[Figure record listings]
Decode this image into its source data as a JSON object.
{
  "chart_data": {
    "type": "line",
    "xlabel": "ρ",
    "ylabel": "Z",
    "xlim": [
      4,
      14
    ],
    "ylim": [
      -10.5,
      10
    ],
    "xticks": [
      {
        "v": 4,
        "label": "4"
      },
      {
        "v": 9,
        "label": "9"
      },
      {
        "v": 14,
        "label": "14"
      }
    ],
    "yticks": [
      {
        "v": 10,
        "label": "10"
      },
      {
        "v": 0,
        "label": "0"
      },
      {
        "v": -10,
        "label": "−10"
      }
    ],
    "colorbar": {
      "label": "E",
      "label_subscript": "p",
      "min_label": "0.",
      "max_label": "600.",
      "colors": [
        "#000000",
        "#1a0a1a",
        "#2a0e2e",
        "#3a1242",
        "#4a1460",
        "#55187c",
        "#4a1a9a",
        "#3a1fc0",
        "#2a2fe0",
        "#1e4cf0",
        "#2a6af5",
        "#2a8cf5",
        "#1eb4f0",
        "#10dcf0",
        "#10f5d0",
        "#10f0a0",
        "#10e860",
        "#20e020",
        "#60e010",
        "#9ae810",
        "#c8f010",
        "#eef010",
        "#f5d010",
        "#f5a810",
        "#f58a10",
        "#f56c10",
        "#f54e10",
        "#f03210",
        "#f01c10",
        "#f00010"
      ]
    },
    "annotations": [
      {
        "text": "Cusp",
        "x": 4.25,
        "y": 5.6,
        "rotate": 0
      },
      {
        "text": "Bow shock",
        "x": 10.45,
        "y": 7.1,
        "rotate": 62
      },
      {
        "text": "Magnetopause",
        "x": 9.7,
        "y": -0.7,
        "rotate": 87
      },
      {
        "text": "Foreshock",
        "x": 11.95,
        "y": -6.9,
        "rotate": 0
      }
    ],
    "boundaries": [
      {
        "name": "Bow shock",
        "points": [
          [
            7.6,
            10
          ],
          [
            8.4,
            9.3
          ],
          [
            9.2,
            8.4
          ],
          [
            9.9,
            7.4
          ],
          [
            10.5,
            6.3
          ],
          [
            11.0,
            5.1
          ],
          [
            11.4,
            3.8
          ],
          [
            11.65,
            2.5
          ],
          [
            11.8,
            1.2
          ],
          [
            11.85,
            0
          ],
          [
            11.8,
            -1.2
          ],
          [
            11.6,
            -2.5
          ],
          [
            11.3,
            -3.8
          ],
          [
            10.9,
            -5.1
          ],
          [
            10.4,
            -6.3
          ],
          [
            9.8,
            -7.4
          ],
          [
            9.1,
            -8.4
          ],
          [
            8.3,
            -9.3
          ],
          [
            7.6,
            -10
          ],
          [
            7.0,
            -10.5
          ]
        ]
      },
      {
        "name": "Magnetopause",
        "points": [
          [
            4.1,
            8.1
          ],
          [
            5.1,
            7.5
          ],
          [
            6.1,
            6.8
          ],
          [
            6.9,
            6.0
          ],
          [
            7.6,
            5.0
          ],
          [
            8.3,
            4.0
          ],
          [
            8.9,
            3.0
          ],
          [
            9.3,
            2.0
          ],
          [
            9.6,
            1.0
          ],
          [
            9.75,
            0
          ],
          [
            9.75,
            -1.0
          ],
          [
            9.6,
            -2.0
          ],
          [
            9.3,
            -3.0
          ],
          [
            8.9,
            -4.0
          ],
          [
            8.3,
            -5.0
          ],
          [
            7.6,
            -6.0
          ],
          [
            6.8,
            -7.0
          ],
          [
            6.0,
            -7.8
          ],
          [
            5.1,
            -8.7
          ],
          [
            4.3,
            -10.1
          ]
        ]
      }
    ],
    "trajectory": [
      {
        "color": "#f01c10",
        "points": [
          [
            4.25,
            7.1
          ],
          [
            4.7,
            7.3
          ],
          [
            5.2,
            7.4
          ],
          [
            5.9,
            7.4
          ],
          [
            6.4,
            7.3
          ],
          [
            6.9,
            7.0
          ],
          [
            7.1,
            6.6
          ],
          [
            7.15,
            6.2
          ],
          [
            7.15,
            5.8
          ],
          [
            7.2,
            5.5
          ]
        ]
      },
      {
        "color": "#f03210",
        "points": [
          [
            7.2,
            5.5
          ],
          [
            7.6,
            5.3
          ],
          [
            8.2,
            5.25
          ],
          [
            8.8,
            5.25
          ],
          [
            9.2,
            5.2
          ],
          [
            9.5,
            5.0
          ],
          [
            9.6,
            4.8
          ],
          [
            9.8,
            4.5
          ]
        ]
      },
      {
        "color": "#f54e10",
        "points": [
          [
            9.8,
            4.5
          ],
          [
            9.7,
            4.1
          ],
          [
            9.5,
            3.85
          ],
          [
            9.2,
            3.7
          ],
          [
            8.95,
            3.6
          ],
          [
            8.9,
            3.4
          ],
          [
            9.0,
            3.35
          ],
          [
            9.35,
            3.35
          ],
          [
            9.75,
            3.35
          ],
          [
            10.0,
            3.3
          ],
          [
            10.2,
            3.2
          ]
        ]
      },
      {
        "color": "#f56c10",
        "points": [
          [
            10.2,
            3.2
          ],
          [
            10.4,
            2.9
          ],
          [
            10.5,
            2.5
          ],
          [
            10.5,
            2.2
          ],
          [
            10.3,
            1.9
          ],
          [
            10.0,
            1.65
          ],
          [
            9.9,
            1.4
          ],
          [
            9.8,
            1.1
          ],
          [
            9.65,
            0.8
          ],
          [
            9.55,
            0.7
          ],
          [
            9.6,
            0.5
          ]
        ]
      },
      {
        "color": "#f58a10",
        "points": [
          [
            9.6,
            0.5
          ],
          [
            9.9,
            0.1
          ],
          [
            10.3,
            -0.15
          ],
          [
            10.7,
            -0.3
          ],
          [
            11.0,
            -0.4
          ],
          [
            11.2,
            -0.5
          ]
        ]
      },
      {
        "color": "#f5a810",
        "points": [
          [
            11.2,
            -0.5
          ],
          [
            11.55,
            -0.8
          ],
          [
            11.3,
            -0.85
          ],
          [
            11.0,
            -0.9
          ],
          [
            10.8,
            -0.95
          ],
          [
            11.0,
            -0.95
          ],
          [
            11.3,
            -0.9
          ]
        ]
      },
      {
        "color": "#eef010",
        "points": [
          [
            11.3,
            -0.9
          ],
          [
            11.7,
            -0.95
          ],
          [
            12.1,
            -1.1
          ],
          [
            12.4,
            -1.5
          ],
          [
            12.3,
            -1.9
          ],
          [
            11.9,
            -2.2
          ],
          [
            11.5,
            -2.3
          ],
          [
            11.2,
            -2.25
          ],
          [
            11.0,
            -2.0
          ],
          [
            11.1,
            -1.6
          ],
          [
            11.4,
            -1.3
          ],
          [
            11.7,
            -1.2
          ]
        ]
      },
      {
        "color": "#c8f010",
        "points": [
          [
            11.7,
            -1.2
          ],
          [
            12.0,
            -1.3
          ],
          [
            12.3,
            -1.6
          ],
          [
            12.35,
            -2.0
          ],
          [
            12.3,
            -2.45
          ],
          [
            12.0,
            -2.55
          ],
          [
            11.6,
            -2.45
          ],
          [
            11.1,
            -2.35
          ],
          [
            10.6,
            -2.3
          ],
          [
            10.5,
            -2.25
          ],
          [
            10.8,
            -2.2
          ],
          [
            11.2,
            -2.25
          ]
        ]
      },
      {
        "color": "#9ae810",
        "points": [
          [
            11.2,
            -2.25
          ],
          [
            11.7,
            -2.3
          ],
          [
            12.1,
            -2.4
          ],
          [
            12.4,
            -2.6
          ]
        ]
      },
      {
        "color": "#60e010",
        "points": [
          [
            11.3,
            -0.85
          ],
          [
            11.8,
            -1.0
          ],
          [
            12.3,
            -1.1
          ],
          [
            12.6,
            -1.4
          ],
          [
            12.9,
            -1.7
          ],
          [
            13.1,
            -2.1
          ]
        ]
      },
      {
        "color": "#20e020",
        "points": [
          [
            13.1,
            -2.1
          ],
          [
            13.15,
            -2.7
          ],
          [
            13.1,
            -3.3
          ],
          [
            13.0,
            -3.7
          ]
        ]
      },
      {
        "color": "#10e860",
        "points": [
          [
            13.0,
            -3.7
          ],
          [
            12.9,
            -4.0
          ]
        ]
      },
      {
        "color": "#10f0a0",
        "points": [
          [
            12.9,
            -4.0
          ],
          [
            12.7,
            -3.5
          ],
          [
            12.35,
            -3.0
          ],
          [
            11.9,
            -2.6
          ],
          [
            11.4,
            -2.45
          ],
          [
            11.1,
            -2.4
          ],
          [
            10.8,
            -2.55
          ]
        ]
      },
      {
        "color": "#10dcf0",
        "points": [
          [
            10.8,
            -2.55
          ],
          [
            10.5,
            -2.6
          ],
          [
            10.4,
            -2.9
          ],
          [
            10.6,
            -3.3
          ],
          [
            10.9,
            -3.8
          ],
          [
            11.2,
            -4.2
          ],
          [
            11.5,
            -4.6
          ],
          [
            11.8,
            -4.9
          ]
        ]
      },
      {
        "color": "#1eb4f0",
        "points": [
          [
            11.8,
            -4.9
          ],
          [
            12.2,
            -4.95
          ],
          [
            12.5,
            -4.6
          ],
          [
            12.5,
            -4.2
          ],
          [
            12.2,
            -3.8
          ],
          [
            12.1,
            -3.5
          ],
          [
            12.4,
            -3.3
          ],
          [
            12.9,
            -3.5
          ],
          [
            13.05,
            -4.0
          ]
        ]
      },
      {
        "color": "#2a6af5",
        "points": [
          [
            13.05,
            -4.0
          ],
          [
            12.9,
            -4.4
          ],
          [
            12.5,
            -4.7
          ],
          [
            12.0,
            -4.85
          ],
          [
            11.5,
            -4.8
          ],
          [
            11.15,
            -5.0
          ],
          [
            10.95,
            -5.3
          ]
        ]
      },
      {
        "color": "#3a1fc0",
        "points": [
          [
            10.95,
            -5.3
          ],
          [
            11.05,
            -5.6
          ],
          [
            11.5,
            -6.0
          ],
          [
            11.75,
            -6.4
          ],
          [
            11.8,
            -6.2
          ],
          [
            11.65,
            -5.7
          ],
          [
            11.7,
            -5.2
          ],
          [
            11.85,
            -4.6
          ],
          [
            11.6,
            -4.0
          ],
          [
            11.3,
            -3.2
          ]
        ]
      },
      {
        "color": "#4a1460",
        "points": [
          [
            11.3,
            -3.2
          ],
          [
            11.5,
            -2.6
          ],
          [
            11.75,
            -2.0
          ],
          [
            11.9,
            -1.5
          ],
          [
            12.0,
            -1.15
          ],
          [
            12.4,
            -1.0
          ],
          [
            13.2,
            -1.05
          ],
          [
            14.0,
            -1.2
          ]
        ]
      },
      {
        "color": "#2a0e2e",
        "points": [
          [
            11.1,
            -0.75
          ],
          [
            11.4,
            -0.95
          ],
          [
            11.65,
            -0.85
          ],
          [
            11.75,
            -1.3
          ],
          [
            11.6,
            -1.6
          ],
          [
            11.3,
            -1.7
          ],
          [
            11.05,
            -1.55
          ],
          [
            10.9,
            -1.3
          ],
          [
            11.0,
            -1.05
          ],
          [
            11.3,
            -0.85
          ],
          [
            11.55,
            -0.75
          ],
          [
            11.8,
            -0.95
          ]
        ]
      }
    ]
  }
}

## The problem
Say how many lines contain "rotate", and give nothing but that number.

## Task answer
4